** start **
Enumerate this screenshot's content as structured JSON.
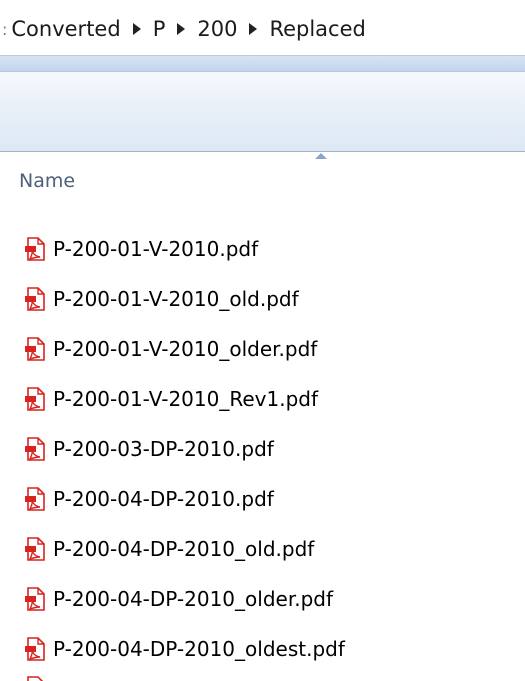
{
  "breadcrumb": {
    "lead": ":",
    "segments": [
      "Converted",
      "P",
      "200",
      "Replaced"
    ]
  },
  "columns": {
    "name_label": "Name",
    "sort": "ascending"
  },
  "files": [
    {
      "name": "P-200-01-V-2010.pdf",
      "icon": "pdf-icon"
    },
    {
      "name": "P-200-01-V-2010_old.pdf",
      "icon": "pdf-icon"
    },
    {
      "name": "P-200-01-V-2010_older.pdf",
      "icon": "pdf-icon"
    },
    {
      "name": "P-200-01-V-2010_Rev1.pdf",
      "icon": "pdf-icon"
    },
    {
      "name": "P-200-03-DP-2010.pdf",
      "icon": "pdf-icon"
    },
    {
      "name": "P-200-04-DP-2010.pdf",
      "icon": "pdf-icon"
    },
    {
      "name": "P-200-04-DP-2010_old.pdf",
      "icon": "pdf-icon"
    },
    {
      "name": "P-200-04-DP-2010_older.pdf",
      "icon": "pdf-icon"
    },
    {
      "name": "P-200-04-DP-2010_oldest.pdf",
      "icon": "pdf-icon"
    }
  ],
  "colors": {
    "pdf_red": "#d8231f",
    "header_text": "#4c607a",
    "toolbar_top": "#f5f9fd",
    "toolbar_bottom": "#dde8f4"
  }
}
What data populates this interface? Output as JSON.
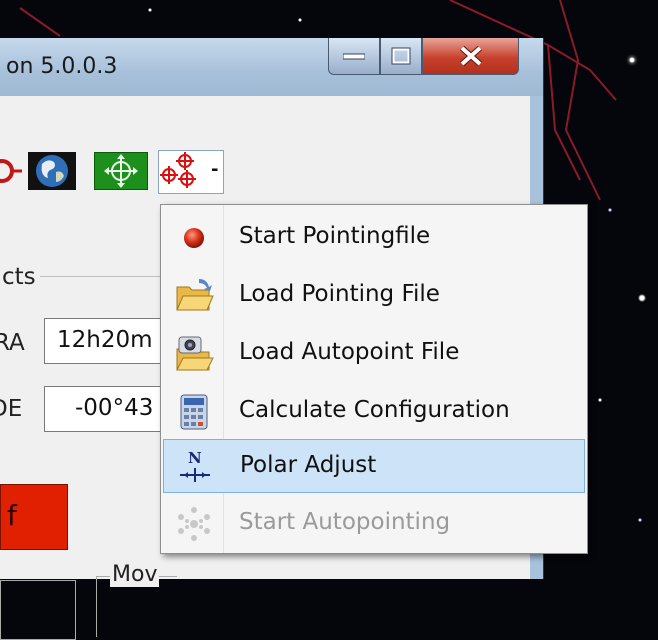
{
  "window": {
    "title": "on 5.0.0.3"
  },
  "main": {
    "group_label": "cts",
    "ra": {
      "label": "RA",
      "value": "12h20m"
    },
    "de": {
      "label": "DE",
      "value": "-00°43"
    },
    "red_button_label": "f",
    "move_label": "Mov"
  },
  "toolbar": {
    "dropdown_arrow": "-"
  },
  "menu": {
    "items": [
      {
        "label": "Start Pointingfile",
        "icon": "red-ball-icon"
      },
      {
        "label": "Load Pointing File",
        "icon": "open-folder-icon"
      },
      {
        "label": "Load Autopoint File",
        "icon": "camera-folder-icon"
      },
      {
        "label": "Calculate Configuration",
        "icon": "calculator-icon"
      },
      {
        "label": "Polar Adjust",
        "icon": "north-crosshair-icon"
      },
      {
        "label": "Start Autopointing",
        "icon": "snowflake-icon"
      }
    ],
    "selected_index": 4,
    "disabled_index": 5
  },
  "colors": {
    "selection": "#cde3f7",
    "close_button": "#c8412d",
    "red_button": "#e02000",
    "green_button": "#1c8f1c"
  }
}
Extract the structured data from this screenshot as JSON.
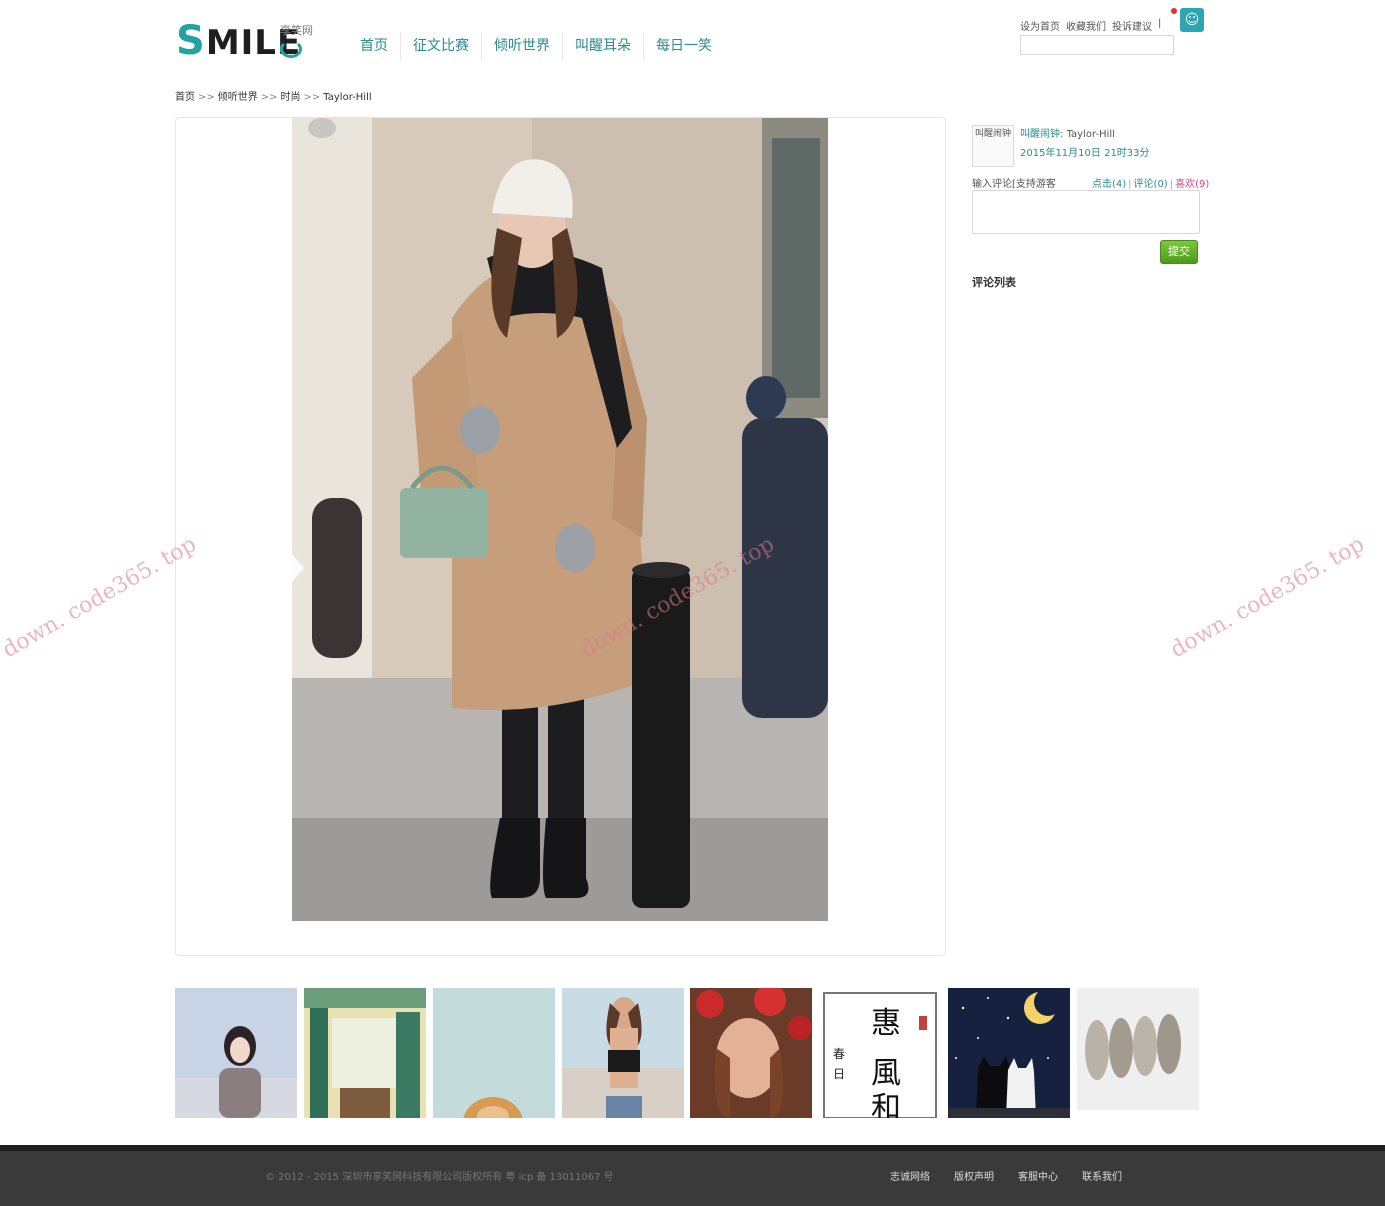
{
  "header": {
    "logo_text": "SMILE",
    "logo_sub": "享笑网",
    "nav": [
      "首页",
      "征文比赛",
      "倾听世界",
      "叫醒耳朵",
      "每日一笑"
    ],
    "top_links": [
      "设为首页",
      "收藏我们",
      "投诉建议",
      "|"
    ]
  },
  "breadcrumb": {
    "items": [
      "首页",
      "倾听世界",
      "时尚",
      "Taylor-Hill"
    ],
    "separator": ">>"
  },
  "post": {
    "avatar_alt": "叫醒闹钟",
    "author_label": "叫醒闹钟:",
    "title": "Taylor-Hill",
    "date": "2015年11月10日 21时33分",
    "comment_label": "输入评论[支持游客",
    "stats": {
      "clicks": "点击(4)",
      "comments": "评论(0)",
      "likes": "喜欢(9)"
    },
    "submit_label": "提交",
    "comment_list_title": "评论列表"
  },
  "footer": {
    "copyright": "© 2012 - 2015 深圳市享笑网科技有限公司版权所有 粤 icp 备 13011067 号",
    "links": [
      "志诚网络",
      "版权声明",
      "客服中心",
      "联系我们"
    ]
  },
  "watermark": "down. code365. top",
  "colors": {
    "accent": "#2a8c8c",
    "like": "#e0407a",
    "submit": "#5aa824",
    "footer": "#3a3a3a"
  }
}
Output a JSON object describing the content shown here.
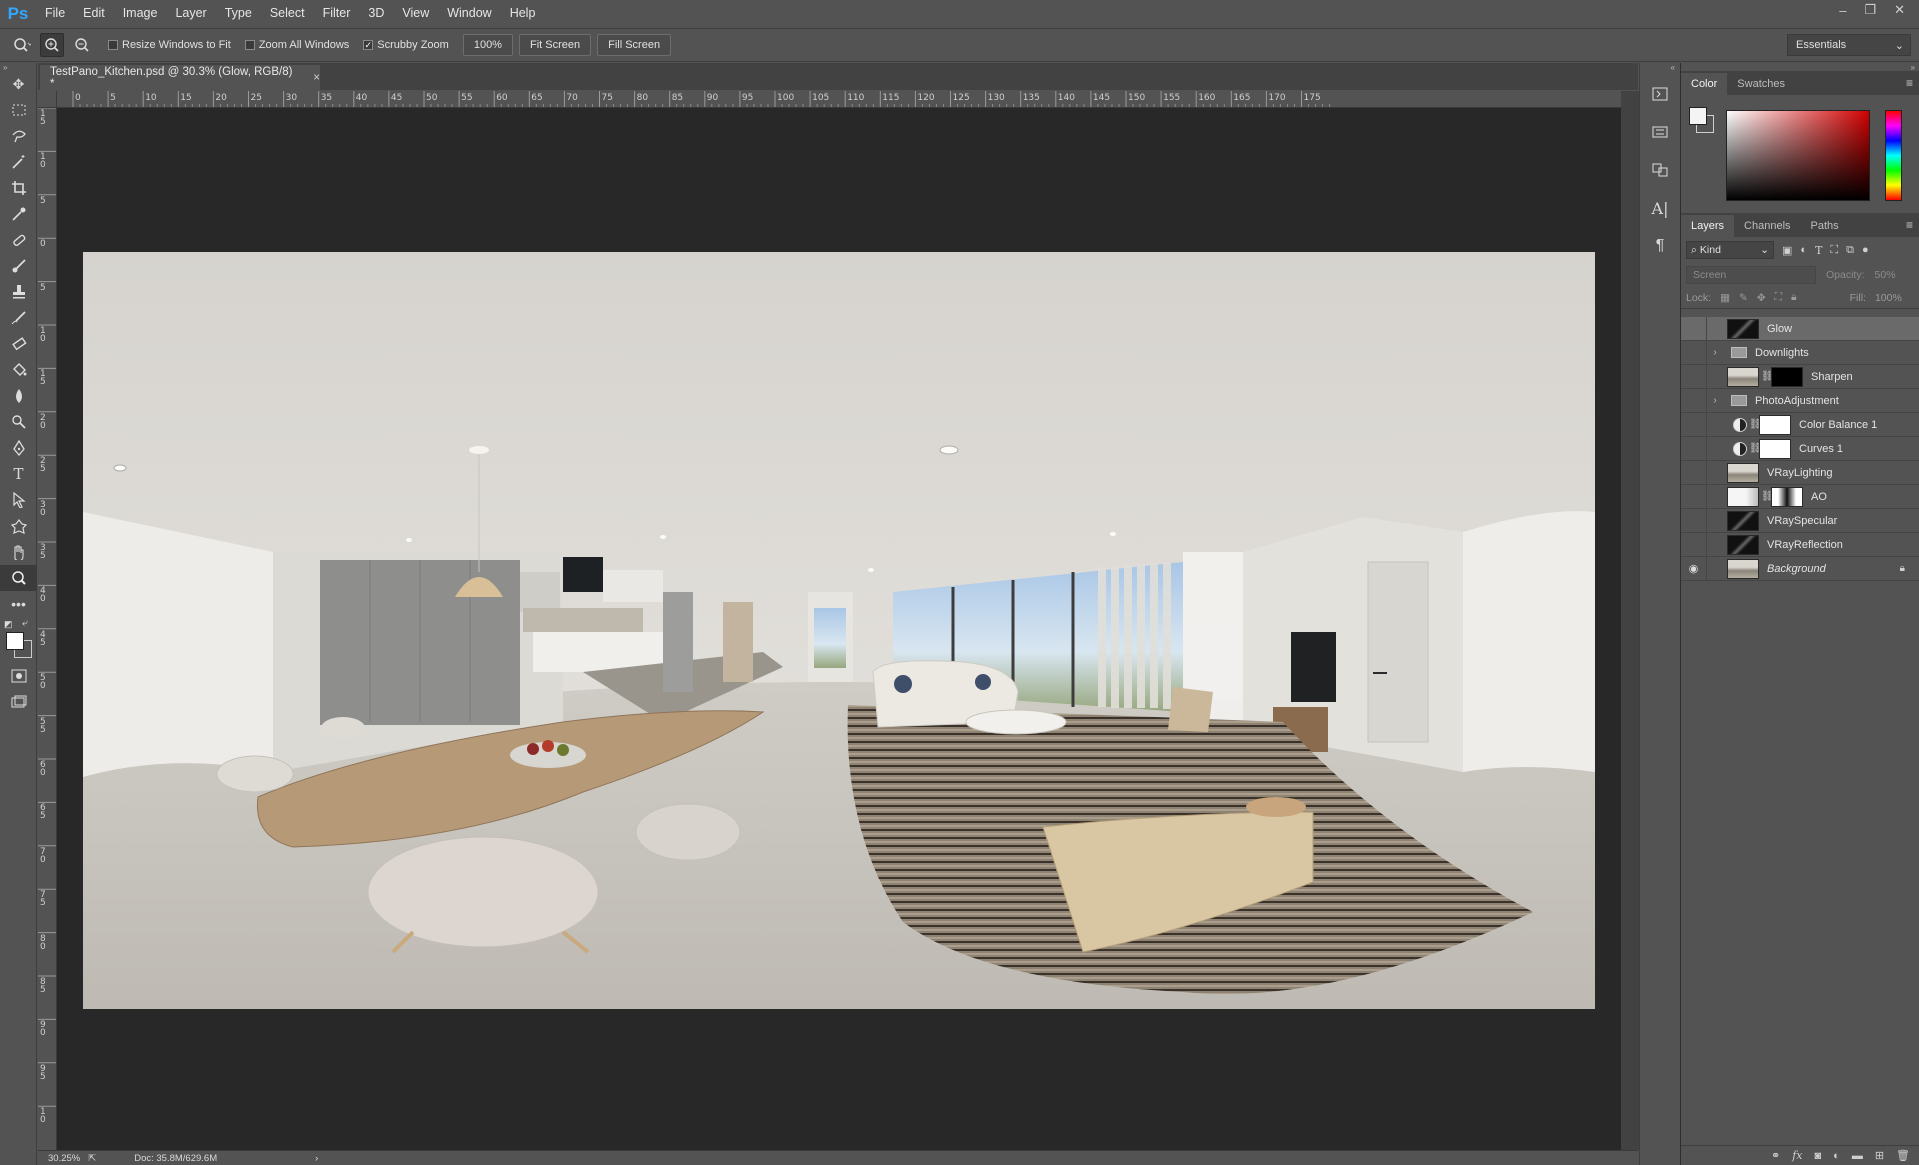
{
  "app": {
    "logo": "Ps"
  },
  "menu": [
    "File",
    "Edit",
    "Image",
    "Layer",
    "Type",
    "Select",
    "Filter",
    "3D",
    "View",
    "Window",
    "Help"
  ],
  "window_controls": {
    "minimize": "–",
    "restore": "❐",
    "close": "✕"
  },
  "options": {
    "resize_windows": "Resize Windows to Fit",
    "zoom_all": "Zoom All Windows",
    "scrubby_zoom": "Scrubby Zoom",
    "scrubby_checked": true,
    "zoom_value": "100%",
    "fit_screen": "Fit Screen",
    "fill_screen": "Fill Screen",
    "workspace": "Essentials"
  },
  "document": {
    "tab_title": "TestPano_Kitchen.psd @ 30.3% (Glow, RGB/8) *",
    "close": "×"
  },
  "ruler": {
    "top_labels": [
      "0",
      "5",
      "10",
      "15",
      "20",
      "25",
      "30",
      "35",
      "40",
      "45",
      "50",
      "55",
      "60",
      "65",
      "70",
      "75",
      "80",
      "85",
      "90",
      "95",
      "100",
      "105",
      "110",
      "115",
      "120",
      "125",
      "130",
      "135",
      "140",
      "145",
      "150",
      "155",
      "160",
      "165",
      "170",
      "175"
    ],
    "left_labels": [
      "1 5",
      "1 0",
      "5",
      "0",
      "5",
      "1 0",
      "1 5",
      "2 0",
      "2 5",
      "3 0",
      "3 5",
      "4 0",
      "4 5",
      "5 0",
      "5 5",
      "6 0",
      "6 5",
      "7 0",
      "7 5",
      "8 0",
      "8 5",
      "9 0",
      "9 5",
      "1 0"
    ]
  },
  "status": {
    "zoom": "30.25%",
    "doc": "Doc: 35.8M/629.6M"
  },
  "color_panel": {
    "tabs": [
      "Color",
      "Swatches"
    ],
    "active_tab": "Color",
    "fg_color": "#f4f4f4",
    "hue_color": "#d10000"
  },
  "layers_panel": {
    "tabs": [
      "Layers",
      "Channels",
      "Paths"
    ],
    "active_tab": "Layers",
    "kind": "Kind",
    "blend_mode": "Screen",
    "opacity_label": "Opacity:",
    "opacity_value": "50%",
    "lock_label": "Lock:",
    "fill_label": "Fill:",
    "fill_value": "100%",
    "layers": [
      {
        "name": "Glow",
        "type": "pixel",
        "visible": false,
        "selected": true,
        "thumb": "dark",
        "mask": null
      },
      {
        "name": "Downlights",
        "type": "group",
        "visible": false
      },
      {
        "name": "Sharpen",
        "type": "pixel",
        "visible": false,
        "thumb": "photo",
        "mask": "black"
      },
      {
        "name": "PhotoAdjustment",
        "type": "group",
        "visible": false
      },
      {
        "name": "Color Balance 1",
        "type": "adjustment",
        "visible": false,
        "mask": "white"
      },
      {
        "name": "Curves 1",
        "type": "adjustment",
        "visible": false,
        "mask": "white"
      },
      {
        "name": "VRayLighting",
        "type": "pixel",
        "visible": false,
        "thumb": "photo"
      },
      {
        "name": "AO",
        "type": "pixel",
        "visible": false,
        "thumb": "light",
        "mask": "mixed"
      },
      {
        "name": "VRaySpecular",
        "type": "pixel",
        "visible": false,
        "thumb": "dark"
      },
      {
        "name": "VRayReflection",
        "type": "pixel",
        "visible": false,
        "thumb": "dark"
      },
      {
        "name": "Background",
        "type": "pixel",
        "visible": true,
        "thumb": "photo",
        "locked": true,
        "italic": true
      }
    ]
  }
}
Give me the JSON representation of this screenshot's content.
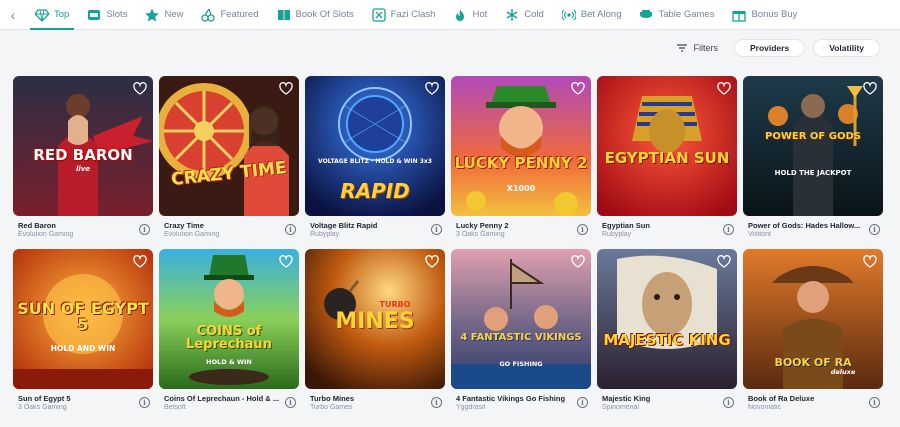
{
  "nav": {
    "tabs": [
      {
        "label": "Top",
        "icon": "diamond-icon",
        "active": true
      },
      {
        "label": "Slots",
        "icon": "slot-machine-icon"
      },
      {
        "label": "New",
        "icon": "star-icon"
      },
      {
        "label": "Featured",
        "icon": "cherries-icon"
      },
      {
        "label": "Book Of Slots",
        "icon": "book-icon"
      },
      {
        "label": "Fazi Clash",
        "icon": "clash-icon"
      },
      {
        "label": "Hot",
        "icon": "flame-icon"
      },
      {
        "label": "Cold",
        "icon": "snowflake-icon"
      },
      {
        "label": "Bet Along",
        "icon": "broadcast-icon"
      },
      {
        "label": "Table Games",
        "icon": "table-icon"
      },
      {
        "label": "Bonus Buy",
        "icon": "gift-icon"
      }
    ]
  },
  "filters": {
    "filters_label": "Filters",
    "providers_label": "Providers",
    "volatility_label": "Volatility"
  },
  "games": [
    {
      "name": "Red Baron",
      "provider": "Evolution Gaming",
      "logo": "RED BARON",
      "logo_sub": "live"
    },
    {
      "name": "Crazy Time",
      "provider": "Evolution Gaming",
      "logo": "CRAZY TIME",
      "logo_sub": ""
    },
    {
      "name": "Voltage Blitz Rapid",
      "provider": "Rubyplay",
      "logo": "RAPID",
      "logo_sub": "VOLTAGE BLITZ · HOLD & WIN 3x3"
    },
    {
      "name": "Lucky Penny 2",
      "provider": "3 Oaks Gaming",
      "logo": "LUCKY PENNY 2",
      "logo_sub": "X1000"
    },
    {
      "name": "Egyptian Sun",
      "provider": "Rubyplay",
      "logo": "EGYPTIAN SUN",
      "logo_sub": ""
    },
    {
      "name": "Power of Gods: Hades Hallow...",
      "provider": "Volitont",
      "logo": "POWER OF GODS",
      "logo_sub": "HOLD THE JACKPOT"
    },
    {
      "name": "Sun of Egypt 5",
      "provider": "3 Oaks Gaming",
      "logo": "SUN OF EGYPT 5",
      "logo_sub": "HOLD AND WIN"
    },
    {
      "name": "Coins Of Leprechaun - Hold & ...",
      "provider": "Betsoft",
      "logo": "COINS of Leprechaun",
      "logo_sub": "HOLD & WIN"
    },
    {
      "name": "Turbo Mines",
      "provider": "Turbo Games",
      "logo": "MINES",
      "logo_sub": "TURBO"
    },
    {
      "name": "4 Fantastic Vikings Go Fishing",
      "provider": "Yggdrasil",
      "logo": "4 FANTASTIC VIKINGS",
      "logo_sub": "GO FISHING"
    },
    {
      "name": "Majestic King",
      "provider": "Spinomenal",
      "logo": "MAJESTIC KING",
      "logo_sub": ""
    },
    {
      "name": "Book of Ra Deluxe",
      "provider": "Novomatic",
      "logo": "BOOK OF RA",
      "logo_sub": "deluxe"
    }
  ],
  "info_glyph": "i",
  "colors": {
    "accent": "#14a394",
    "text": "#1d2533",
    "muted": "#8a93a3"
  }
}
** end **
* WRITTEN TASK *
Collect every line with the string "JSON" from the records, and copy each.

* WORKED ANSWER *
Enumerate this screenshot's content as structured JSON.
What data populates this interface? Output as JSON.
Extract the structured data from this screenshot as JSON.
Output a JSON object describing the content shown here.
Give me the JSON representation of this screenshot's content.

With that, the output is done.